[PROBLEM TO SOLVE]
Please write out everything in the records from the very beginning down to the line containing "expression-dot[interactable] (1759, 681, 1795, 717)", with that line included, reproducing each line without changes.
_ _ _ _ _
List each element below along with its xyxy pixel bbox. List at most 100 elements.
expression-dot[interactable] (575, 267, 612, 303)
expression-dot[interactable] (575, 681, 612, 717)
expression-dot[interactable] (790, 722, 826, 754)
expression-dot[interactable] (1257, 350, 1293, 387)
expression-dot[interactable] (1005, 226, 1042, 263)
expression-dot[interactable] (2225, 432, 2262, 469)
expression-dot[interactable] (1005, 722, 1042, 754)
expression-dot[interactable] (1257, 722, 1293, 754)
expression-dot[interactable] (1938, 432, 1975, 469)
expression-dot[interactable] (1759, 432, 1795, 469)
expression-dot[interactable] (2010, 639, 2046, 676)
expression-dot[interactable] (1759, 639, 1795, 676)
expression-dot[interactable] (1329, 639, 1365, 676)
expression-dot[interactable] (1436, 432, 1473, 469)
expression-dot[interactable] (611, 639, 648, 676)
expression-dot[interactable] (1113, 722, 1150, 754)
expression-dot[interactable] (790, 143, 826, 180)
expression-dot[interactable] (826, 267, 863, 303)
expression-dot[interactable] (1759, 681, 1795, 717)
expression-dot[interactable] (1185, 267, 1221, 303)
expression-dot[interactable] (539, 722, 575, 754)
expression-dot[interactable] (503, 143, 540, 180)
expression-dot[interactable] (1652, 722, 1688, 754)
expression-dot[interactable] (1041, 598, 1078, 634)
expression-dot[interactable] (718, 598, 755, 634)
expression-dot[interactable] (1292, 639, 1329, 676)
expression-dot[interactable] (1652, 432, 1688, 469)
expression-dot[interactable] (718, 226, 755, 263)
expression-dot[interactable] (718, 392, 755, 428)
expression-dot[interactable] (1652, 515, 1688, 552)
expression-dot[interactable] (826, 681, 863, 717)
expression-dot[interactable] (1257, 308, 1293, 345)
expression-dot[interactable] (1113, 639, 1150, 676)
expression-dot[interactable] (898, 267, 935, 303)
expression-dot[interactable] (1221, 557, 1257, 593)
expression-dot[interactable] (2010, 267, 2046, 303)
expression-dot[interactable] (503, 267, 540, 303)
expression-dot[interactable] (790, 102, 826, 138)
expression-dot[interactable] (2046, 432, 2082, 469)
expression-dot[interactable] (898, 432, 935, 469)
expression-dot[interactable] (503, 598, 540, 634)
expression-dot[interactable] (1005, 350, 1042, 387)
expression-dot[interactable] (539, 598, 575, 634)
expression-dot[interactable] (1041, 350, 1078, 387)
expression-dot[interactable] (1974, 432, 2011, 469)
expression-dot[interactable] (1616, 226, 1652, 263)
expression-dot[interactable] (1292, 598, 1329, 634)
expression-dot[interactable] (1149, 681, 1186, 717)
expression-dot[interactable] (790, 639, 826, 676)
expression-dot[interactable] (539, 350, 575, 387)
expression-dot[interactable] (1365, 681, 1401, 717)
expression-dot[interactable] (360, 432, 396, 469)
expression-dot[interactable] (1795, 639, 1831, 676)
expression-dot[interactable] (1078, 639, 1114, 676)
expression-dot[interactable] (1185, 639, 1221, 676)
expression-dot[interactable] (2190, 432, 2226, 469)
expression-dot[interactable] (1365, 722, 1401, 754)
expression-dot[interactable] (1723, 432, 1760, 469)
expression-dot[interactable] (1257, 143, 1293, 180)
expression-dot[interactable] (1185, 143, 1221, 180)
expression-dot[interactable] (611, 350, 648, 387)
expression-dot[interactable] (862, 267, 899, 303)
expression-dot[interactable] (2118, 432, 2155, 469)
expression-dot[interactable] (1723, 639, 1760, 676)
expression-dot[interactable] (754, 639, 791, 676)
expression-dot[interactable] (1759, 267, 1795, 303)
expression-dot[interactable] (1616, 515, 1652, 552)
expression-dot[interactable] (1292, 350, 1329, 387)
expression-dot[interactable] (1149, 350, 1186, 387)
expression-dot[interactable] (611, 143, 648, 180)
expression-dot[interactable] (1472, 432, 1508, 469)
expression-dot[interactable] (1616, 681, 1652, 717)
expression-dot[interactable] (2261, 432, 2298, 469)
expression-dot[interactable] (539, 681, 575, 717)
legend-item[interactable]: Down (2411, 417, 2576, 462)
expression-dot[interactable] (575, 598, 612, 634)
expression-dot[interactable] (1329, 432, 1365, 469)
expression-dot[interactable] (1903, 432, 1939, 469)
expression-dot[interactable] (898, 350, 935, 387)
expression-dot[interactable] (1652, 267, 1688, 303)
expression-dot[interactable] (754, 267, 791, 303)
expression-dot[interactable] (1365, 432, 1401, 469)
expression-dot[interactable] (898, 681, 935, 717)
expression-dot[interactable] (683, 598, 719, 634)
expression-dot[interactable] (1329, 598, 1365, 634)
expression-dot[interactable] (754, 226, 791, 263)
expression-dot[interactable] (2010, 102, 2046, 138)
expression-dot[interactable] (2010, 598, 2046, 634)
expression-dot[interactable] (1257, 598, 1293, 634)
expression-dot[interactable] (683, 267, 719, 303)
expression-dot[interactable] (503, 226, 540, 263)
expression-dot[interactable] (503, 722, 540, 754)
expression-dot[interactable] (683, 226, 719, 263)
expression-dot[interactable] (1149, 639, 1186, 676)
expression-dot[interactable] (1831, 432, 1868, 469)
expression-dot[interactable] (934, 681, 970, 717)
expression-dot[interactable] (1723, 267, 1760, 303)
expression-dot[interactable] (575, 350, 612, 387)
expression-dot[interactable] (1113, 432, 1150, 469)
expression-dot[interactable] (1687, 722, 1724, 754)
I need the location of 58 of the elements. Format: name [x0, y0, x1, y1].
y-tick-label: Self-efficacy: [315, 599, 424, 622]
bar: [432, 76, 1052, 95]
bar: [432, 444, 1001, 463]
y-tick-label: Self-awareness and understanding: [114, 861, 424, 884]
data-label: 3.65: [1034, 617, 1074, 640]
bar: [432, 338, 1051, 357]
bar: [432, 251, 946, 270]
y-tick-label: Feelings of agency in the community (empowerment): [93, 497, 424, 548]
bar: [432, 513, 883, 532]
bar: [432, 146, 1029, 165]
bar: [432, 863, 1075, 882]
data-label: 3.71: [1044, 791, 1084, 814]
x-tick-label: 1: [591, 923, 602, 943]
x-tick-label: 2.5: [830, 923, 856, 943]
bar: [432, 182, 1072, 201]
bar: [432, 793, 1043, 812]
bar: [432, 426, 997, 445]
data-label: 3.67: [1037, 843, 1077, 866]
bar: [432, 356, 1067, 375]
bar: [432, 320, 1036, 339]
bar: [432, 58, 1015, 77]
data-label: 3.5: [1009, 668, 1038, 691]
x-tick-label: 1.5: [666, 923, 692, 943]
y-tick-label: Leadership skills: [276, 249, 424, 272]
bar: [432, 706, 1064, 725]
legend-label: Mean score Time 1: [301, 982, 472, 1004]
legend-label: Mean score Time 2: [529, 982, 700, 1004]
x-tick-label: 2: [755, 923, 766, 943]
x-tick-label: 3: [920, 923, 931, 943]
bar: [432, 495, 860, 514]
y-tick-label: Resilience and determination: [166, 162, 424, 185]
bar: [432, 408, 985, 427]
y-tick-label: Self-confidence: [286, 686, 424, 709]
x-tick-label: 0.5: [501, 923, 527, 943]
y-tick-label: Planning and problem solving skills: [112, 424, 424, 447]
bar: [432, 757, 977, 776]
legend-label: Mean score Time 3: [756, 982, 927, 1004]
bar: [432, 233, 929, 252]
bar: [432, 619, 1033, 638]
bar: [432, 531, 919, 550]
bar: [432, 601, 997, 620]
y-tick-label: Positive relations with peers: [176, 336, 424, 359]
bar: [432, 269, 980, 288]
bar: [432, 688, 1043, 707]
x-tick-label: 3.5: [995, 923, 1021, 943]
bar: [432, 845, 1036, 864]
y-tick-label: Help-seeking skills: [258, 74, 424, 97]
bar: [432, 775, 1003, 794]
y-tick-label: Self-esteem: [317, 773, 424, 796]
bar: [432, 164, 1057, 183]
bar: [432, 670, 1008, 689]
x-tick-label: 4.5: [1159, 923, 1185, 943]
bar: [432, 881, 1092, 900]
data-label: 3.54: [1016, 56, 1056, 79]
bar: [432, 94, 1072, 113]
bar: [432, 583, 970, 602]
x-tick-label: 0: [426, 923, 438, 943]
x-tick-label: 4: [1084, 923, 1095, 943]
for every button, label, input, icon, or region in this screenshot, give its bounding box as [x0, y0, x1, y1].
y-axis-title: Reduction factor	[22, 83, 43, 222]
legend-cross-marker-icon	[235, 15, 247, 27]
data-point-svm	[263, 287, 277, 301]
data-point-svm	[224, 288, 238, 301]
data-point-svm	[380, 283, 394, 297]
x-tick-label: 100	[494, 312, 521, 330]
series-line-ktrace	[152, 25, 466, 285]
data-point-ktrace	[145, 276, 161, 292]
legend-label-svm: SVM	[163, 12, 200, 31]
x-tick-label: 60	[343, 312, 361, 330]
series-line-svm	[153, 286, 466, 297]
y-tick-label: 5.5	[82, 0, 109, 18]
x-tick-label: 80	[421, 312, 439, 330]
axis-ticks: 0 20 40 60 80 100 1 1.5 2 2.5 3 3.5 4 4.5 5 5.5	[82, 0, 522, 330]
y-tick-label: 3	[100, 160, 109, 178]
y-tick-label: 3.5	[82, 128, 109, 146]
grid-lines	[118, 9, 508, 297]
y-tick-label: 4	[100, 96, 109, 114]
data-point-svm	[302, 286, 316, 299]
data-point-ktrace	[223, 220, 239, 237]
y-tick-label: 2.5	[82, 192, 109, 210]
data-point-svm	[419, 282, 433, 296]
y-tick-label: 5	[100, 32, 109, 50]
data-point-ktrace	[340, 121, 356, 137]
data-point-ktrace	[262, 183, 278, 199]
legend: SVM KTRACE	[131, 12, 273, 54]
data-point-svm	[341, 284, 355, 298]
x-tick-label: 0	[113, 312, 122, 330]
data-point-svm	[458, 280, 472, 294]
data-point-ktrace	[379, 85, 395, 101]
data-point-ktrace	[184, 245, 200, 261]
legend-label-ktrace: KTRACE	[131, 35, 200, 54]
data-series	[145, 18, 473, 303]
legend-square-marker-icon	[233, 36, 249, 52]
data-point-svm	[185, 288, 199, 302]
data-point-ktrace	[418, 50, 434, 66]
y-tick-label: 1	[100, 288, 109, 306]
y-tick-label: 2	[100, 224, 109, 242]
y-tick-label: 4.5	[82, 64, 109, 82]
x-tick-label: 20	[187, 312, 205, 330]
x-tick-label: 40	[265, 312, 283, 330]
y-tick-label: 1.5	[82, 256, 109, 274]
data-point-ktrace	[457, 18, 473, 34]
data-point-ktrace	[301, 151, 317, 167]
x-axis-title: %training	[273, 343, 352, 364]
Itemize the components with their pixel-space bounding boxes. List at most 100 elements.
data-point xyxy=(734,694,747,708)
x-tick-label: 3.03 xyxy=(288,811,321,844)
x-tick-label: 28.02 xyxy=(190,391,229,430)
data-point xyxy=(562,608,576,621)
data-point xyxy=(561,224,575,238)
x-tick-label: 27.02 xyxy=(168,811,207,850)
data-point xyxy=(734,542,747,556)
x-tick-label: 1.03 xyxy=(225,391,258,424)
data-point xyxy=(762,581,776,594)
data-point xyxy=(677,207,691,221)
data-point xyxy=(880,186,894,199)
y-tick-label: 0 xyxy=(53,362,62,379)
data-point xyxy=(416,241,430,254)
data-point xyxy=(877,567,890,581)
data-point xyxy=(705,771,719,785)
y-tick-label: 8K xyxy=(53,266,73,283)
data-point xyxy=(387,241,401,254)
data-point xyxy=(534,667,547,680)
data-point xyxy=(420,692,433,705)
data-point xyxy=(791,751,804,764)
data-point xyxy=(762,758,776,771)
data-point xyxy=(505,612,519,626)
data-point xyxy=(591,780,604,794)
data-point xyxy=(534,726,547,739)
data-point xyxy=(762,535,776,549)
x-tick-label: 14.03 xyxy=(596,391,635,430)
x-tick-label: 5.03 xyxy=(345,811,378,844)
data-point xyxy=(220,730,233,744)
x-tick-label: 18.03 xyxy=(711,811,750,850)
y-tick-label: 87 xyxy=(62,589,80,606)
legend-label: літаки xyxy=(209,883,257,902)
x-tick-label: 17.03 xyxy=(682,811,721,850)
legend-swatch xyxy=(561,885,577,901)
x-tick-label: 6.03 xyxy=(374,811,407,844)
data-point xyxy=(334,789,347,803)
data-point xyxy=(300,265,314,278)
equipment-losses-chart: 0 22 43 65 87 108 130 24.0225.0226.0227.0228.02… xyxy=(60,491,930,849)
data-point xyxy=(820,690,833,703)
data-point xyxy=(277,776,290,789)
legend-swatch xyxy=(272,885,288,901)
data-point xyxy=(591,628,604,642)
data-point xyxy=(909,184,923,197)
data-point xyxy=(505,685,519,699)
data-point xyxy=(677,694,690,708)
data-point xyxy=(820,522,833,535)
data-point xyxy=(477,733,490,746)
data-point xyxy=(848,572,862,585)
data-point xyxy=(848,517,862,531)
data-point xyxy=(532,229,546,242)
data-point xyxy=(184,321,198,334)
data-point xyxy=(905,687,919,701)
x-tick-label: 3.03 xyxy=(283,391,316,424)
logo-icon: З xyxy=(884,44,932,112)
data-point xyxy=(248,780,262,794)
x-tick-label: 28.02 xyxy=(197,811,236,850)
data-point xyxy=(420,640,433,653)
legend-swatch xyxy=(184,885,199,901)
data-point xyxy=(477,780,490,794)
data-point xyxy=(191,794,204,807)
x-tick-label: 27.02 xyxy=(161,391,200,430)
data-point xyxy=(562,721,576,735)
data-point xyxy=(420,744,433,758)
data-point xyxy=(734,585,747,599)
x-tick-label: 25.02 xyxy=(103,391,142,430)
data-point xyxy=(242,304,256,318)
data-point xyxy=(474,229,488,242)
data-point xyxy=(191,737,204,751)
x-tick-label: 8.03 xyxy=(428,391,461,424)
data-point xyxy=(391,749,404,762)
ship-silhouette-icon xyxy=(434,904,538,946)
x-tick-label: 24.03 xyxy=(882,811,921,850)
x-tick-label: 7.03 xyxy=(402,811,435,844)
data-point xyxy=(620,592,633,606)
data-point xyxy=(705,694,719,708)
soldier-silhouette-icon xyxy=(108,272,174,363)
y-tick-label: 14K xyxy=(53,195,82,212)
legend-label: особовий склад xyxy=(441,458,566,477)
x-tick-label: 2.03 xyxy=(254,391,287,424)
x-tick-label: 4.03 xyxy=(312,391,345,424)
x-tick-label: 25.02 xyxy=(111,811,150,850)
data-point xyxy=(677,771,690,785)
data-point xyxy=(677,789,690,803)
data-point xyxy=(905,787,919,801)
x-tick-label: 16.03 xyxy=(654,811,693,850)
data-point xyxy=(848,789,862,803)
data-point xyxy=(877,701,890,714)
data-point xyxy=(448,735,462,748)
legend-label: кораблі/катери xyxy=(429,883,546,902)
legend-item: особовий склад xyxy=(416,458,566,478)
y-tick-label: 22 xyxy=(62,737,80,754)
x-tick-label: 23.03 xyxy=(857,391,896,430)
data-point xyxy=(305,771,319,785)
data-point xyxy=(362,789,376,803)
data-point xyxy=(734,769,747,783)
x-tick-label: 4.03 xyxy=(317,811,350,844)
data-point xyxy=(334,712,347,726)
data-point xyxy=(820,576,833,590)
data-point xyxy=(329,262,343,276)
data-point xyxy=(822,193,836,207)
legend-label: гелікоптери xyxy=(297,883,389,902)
_ _ _ _ _
[ANSWER FOR THIS EXERCISE]
List each element below along with its xyxy pixel bbox. List at most 100 elements.
expression-dot[interactable] (575, 267, 612, 303)
expression-dot[interactable] (575, 681, 612, 717)
expression-dot[interactable] (790, 722, 826, 754)
expression-dot[interactable] (1257, 350, 1293, 387)
expression-dot[interactable] (1005, 226, 1042, 263)
expression-dot[interactable] (2225, 432, 2262, 469)
expression-dot[interactable] (1005, 722, 1042, 754)
expression-dot[interactable] (1257, 722, 1293, 754)
expression-dot[interactable] (1938, 432, 1975, 469)
expression-dot[interactable] (1759, 432, 1795, 469)
expression-dot[interactable] (2010, 639, 2046, 676)
expression-dot[interactable] (1759, 639, 1795, 676)
expression-dot[interactable] (1329, 639, 1365, 676)
expression-dot[interactable] (1436, 432, 1473, 469)
expression-dot[interactable] (611, 639, 648, 676)
expression-dot[interactable] (1113, 722, 1150, 754)
expression-dot[interactable] (790, 143, 826, 180)
expression-dot[interactable] (826, 267, 863, 303)
expression-dot[interactable] (1759, 681, 1795, 717)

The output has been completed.